(Data excerpts)
+-------+

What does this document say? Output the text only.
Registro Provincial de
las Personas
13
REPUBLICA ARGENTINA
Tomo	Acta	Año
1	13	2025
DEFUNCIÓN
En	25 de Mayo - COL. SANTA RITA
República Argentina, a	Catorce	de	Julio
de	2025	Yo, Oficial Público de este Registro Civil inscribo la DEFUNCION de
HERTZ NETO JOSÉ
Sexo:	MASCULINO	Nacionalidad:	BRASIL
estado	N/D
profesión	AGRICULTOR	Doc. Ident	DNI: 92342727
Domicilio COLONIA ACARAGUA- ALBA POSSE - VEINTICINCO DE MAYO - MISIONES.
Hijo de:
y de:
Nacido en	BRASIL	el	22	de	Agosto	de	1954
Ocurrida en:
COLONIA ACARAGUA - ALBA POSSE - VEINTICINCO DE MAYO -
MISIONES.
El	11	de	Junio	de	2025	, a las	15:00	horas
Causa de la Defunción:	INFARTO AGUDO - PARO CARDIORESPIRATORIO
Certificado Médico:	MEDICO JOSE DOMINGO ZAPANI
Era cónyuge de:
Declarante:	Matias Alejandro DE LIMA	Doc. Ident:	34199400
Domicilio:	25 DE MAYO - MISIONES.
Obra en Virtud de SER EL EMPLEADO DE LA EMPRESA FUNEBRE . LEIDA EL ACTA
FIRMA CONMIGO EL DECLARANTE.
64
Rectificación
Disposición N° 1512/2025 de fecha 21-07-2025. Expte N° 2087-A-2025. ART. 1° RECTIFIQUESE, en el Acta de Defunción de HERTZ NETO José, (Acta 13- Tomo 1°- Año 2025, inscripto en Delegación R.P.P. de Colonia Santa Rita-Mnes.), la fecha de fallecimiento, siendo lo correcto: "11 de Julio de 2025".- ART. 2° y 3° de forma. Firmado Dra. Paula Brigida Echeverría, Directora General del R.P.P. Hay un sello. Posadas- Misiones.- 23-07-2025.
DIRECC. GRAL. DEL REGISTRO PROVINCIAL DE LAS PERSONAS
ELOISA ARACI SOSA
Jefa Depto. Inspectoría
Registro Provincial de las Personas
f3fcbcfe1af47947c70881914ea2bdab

+-------+

All of the entries need to be reproduced exactly; please write them out.

What does this document say? Output the text only.
Registro Provincial de
las Personas
13
REPUBLICA ARGENTINA
Tomo	Acta	Año
1	13	2025
DEFUNCIÓN
En	25 de Mayo - COL. SANTA RITA
República Argentina, a	Catorce	de	Julio
de	2025	Yo, Oficial Público de este Registro Civil inscribo la DEFUNCION de
HERTZ NETO JOSÉ
Sexo:	MASCULINO	Nacionalidad:	BRASIL
estado	N/D
profesión	AGRICULTOR	Doc. Ident	DNI: 92342727
Domicilio COLONIA ACARAGUA- ALBA POSSE - VEINTICINCO DE MAYO - MISIONES.
Hijo de:
y de:
Nacido en	BRASIL	el	22	de	Agosto	de	1954
Ocurrida en:
COLONIA ACARAGUA - ALBA POSSE - VEINTICINCO DE MAYO -
MISIONES.
El	11	de	Junio	de	2025	, a las	15:00	horas
Causa de la Defunción:	INFARTO AGUDO - PARO CARDIORESPIRATORIO
Certificado Médico:	MEDICO JOSE DOMINGO ZAPANI
Era cónyuge de:
Declarante:	Matias Alejandro DE LIMA	Doc. Ident:	34199400
Domicilio:	25 DE MAYO - MISIONES.
Obra en Virtud de SER EL EMPLEADO DE LA EMPRESA FUNEBRE . LEIDA EL ACTA
FIRMA CONMIGO EL DECLARANTE.
64
Rectificación
Disposición N° 1512/2025 de fecha 21-07-2025. Expte N° 2087-A-2025. ART. 1° RECTIFIQUESE, en el Acta de Defunción de HERTZ NETO José, (Acta 13- Tomo 1°- Año 2025, inscripto en Delegación R.P.P. de Colonia Santa Rita-Mnes.), la fecha de fallecimiento, siendo lo correcto: "11 de Julio de 2025".- ART. 2° y 3° de forma. Firmado Dra. Paula Brigida Echeverría, Directora General del R.P.P. Hay un sello. Posadas- Misiones.- 23-07-2025.
DIRECC. GRAL. DEL REGISTRO PROVINCIAL DE LAS PERSONAS
ELOISA ARACI SOSA
Jefa Depto. Inspectoría
Registro Provincial de las Personas
f3fcbcfe1af47947c70881914ea2bdab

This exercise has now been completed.